SUPPLIED MATERIAL:
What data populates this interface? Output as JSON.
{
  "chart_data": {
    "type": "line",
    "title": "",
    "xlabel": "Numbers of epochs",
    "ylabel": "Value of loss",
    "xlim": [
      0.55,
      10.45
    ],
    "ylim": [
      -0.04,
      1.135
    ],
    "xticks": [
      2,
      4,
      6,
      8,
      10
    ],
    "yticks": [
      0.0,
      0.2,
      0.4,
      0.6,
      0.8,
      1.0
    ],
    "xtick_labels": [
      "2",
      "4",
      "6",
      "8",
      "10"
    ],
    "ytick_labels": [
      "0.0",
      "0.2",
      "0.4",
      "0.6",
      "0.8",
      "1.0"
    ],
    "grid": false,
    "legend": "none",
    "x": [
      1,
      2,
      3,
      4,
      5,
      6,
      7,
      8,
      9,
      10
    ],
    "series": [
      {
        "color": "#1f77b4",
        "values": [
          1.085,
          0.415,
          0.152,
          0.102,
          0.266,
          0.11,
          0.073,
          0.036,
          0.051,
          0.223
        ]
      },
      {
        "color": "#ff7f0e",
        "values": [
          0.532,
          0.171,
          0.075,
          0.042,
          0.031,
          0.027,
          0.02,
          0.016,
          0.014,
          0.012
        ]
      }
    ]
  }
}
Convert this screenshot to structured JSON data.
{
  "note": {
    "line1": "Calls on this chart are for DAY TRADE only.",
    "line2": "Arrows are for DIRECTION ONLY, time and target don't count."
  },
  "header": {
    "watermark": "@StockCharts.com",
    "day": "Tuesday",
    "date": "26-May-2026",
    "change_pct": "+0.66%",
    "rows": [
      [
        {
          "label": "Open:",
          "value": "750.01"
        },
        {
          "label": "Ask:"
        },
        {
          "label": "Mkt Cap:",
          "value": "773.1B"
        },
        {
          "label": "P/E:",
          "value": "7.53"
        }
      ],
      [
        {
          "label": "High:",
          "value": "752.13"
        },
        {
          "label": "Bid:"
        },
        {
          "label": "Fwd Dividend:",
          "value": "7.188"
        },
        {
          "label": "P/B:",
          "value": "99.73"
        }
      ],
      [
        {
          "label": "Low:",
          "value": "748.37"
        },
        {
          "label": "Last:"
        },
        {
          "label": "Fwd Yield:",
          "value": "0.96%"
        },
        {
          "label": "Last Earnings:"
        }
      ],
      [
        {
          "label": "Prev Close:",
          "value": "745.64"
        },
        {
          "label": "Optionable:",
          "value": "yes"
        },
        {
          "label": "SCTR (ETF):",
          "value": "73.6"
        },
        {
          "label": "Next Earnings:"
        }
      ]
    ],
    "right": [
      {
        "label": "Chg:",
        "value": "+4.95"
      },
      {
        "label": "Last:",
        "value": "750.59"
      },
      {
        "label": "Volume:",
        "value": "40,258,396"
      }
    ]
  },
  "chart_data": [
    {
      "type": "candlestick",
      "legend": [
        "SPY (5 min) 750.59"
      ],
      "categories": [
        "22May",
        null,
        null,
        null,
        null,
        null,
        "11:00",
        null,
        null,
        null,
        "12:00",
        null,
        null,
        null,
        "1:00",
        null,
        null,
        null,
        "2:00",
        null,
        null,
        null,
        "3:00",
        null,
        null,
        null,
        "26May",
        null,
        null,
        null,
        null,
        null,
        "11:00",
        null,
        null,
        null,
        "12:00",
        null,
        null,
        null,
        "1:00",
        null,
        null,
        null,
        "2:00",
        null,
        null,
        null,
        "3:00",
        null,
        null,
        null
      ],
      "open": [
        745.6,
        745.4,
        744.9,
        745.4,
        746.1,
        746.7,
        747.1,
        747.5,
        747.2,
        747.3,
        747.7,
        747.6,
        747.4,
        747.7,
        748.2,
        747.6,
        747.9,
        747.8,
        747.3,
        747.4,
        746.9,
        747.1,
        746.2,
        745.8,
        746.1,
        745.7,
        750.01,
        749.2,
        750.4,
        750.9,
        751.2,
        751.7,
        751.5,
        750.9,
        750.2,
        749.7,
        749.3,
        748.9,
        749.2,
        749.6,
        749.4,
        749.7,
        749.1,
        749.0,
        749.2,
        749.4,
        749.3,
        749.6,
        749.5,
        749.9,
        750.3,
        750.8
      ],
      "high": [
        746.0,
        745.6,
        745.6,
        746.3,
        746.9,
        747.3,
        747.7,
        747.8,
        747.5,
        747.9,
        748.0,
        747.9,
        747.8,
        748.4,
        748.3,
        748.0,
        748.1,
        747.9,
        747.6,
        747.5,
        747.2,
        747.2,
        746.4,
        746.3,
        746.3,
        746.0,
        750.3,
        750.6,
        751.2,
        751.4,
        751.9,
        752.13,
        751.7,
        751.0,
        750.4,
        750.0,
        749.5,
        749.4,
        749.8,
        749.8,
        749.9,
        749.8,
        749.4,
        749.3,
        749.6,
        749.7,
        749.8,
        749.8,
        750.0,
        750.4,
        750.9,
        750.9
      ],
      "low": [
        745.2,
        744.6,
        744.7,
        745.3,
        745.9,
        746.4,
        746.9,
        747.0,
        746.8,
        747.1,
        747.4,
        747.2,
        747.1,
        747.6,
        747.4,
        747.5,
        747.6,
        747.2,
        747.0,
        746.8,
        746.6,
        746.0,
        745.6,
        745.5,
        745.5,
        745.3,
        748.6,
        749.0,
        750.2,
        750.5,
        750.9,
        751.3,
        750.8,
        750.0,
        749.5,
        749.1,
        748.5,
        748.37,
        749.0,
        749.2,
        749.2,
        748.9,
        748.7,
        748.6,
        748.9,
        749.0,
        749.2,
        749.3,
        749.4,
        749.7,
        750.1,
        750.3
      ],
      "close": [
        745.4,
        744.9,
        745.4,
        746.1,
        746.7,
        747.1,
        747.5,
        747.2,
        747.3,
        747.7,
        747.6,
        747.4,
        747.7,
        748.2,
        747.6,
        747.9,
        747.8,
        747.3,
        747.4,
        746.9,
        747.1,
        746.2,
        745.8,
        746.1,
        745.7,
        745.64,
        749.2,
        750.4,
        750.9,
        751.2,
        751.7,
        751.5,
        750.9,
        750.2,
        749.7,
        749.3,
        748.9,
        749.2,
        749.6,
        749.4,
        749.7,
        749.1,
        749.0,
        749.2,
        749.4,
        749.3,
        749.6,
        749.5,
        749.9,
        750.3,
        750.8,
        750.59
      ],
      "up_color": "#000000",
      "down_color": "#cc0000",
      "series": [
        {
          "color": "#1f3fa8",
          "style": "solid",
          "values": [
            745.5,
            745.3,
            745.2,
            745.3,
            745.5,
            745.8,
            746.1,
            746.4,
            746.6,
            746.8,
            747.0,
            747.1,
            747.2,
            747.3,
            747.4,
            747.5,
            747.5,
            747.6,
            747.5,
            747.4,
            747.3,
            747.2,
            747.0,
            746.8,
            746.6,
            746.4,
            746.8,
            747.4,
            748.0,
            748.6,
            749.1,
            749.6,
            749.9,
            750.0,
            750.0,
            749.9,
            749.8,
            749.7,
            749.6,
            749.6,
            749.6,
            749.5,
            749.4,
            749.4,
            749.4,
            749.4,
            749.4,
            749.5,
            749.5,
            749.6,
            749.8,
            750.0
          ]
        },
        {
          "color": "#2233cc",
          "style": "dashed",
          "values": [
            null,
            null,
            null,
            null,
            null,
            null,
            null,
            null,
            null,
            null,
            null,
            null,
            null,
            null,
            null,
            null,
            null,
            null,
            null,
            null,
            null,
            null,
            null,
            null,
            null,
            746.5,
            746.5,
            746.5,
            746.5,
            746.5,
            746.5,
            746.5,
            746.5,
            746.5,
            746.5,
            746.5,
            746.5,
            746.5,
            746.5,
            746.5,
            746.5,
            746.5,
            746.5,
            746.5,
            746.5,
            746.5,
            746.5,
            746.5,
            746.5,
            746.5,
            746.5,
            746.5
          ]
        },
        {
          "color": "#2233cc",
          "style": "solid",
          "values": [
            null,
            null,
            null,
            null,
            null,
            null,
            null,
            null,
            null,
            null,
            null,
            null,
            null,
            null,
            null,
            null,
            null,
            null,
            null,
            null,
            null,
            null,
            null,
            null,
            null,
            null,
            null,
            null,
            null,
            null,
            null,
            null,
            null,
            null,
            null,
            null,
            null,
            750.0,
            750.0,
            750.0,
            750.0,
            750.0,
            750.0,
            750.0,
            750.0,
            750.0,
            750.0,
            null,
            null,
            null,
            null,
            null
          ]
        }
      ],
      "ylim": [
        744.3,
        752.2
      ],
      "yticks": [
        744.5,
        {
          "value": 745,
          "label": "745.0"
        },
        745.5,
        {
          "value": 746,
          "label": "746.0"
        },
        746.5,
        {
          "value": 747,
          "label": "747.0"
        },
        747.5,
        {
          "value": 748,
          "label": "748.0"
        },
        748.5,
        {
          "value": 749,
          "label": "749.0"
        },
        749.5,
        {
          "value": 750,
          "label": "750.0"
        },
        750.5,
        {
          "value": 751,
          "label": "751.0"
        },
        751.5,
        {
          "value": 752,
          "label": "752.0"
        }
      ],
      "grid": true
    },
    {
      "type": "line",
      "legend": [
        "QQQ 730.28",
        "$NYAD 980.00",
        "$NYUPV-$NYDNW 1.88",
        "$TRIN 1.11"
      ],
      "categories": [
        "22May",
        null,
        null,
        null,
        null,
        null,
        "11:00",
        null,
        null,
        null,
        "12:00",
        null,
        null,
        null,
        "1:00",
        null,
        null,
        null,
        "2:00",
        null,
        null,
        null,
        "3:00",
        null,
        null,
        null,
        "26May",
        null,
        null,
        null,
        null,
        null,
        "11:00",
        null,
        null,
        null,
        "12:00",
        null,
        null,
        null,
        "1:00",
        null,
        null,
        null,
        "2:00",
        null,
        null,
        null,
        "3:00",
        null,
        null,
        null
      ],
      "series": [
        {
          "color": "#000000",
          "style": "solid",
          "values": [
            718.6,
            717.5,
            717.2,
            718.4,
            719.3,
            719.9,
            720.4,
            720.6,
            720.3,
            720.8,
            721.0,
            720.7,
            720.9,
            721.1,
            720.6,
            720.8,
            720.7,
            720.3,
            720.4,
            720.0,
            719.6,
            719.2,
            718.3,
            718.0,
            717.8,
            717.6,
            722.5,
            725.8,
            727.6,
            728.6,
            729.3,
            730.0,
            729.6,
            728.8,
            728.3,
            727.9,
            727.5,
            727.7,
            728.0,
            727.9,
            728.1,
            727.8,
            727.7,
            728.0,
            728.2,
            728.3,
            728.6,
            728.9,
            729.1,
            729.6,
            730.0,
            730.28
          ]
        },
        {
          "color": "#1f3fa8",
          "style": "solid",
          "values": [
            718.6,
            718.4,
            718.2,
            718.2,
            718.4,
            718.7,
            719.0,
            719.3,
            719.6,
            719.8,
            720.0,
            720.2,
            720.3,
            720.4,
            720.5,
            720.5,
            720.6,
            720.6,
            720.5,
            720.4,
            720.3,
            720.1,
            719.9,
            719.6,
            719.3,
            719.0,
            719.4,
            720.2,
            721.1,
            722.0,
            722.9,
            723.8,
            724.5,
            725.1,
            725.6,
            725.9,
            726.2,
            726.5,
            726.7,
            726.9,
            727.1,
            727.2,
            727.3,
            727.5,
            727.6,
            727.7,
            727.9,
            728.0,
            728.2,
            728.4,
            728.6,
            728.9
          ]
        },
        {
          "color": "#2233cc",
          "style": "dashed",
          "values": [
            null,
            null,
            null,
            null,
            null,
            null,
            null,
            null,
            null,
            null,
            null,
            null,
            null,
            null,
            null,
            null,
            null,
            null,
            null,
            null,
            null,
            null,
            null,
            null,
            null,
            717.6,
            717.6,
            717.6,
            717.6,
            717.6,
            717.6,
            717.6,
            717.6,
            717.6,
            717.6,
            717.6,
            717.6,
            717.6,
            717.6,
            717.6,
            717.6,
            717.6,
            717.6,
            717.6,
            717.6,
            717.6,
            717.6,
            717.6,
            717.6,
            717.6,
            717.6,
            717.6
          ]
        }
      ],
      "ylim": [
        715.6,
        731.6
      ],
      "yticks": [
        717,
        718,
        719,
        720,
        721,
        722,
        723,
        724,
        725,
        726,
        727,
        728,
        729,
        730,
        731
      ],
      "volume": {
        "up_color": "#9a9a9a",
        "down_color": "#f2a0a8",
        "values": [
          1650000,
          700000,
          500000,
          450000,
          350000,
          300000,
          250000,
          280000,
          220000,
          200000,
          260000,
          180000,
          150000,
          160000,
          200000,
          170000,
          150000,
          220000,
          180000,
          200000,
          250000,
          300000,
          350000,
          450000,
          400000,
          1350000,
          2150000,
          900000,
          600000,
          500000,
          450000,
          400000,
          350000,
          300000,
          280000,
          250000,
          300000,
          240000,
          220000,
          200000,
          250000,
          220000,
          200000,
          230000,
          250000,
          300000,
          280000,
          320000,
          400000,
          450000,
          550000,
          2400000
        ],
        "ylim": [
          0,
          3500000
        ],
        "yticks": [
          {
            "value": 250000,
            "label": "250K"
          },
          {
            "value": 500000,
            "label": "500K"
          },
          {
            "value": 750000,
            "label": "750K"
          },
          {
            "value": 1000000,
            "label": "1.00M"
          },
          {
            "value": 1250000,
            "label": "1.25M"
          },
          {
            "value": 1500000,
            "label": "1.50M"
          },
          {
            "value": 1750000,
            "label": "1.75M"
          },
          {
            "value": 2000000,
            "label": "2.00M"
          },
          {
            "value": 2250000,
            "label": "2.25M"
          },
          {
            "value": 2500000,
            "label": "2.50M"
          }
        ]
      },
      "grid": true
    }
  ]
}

SHORT PROBLEM: Count how many lines of the listing above include "JSON" and report that number alone.

THE RESULT: 2